Task objective — Each line below should be quoted exactly, please.

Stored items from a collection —
----

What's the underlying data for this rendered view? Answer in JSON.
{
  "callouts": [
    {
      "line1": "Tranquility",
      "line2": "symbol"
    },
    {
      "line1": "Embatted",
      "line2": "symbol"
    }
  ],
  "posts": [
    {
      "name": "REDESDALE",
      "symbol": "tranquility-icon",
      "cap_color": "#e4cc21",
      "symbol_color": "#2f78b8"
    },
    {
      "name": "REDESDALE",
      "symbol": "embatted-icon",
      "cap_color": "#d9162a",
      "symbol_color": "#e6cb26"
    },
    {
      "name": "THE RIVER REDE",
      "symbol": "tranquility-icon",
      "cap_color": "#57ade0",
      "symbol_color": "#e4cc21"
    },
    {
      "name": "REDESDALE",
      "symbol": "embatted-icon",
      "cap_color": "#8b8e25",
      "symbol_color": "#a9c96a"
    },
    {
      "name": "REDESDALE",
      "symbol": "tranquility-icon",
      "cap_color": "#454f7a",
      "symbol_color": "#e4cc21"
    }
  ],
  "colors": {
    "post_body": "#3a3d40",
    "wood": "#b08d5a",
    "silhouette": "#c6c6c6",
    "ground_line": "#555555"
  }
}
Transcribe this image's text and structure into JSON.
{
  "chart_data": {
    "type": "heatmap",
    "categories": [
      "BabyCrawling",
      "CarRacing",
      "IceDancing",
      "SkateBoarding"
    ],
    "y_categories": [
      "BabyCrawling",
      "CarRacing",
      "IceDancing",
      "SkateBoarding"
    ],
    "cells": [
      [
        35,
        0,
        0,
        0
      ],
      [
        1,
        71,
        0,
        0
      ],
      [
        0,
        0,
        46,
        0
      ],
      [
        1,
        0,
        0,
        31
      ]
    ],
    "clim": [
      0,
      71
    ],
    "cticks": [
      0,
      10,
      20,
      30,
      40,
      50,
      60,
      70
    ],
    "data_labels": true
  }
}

----

Exercise response —
What's the underlying data for this rendered view? Answer in JSON.
{
  "callouts": [
    {
      "line1": "Tranquility",
      "line2": "symbol"
    },
    {
      "line1": "Embatted",
      "line2": "symbol"
    }
  ],
  "posts": [
    {
      "name": "REDESDALE",
      "symbol": "tranquility-icon",
      "cap_color": "#e4cc21",
      "symbol_color": "#2f78b8"
    },
    {
      "name": "REDESDALE",
      "symbol": "embatted-icon",
      "cap_color": "#d9162a",
      "symbol_color": "#e6cb26"
    },
    {
      "name": "THE RIVER REDE",
      "symbol": "tranquility-icon",
      "cap_color": "#57ade0",
      "symbol_color": "#e4cc21"
    },
    {
      "name": "REDESDALE",
      "symbol": "embatted-icon",
      "cap_color": "#8b8e25",
      "symbol_color": "#a9c96a"
    },
    {
      "name": "REDESDALE",
      "symbol": "tranquility-icon",
      "cap_color": "#454f7a",
      "symbol_color": "#e4cc21"
    }
  ],
  "colors": {
    "post_body": "#3a3d40",
    "wood": "#b08d5a",
    "silhouette": "#c6c6c6",
    "ground_line": "#555555"
  }
}
Transcribe this image's text and structure into JSON.
{
  "chart_data": {
    "type": "heatmap",
    "categories": [
      "BabyCrawling",
      "CarRacing",
      "IceDancing",
      "SkateBoarding"
    ],
    "y_categories": [
      "BabyCrawling",
      "CarRacing",
      "IceDancing",
      "SkateBoarding"
    ],
    "cells": [
      [
        35,
        0,
        0,
        0
      ],
      [
        1,
        71,
        0,
        0
      ],
      [
        0,
        0,
        46,
        0
      ],
      [
        1,
        0,
        0,
        31
      ]
    ],
    "clim": [
      0,
      71
    ],
    "cticks": [
      0,
      10,
      20,
      30,
      40,
      50,
      60,
      70
    ],
    "data_labels": true
  }
}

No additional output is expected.